## Travail demandé
[1] D'après l'extrait sur le séquestre, sur quoi repose le séquestre prévu par l'art. 46 DPA ?
[2] Recopiez fidèlement l'extrait sur le séquestre, depuis « 2.1. Selon l'art. 46 » jusqu'à « 4.1 p. 61). » inclus.
[3] Rédigez la suite de l'extrait sur le séquestre en partant de sa dernière phrase.

La recourante soutient qu'une confiscation des fonds séquestrés ou une créance compensatrice seraient d'emblée exclues, faute de lien de causalité entre l'infraction reprochée et les valeurs saisies. L'infraction consisterait non pas dans l'exercice de l'activité d'intermédiaire financier, en soi licite, mais dans le défaut d'autorisation ou d'affiliation à un organisme d'autorégulation, irrégularité sans lien direct et immédiat avec les profits obtenus. Soumise à des conditions formelles destinées à la contrôler, l'activité déployée par la recourante ne serait pas en soi illicite; les exemples cités dans l'arrêt attaqué se rapporteraient à des comportements en soi illicites (corruption, violation de l'art. 305ter CP). 
 
2.1. Selon l'art. 46 DPA, l'enquêteur met sous séquestre, notamment, les objets ou valeurs qui seront vraisemblablement confisqués (let. b) ainsi que les dons et autres avantages qui seront dévolus à l'Etat. A l'instar de toute mesure provisionnelle (cf. en matière de procédure pénale l'art. 263 CPP), le séquestre prévu par cette disposition est fondé sur la vraisemblance et doit être maintenu aussi longtemps que subsiste une possibilité de confiscation. Compte tenu du caractère encore incertain des prétentions en cause et de la rapidité avec laquelle l'autorité d'enquête doit agir, celle-ci n'a pas à résoudre des questions juridiques complexes ni à attendre d'être renseignée de manière exacte et complète sur les faits, puisque ce n'est que dans le cadre du jugement au fond que le sort des avoirs séquestrés sera définitivement fixé (ATF 140 IV 57 consid. 4.1 p. 61).

## Données recueillies
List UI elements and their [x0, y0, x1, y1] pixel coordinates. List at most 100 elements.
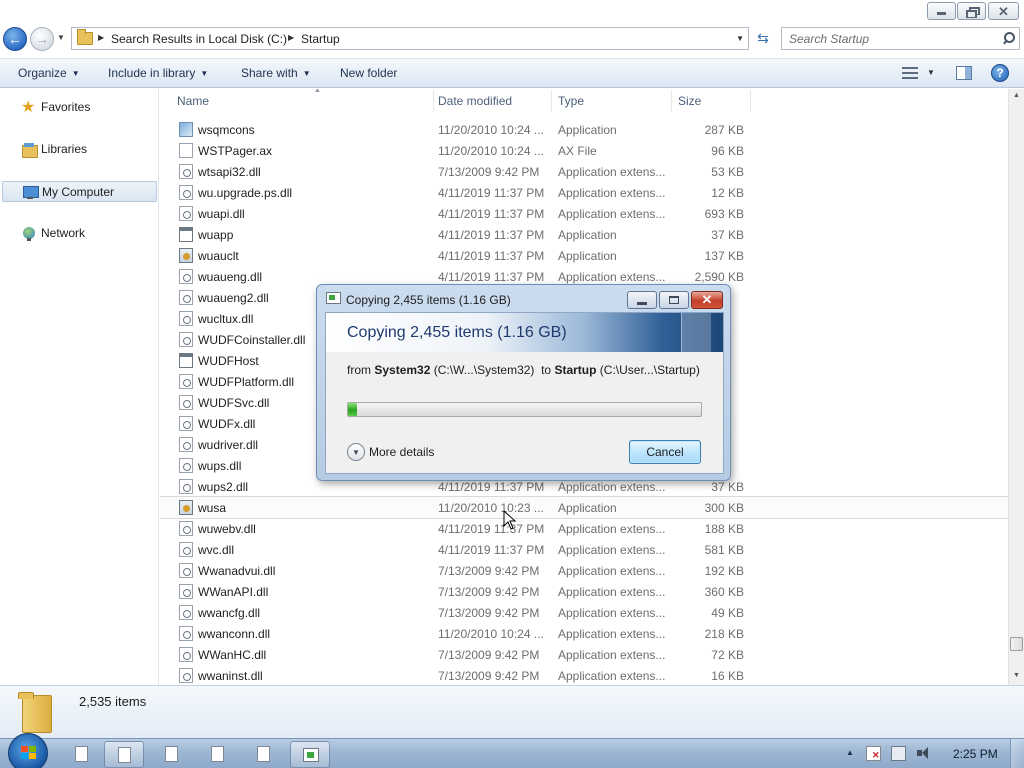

## Corrigé
[1] Il repose sur la vraisemblance.

[2]
2.1. Selon l'art. 46 DPA, l'enquêteur met sous séquestre, notamment, les objets ou valeurs qui seront vraisemblablement confisqués (let. b) ainsi que les dons et autres avantages qui seront dévolus à l'Etat. A l'instar de toute mesure provisionnelle (cf. en matière de procédure pénale l'art. 263 CPP), le séquestre prévu par cette disposition est fondé sur la vraisemblance et doit être maintenu aussi longtemps que subsiste une possibilité de confiscation. Compte tenu du caractère encore incertain des prétentions en cause et de la rapidité avec laquelle l'autorité d'enquête doit agir, celle-ci n'a pas à résoudre des questions juridiques complexes ni à attendre d'être renseignée de manière exacte et complète sur les faits, puisque ce n'est que dans le cadre du jugement au fond que le sort des avoirs séquestrés sera définitivement fixé (ATF 140 IV 57 consid. 4.1 p. 61).

[3]
2.2. La loi autorise le juge à prononcer la confiscation de valeurs patrimoniales qui sont notamment le résultat d'une infraction, si elles ne doivent pas être restituées au lésé en rétablissement de ses droits (art. 59 ch. 1 al. 1 aCP; 70 al. 1 CP). Inspirée de l'adage selon lequel "le crime ne paie pas", cette mesure a pour but d'éviter qu'une personne puisse tirer avantage d'une infraction (ATF 141 IV 155 consid. 4.1 p. 162; 140 IV 57 consid. 4.1.1 p. 62; 139 IV 209 consid. 5.3 p. 211 s.; 137 IV 305 consid. 3.1 p. 307). La confiscation suppose un comportement qui réunisse les éléments objectifs et subjectifs d'une infraction et qui soit illicite. Il doit par ailleurs exister un lien de causalité tel que l'obtention des valeurs patrimoniales apparaisse comme la conséquence directe et immédiate de l'infraction (ATF 141 IV 305 consid. 6.3.2 p. 313 s.; 141 IV 155 consid. 4.1 p. 162; 140 IV 57 consid. 4.1.1 p. 62; 137 IV 79 consid. 3.2 p. 80 s.). Les valeurs patrimoniales confiscables se rapportent ainsi à tous les avantages économiques illicites obtenus au moyen d'une infraction, qui peuvent être déterminés de façon comptable en prenant la forme d'une augmentation de l'actif, d'une diminution du passif, d'une non-diminution de l'actif ou d'une non-augmentation du passif (ATF 125 IV 4 consid. 2a/bb p. 7).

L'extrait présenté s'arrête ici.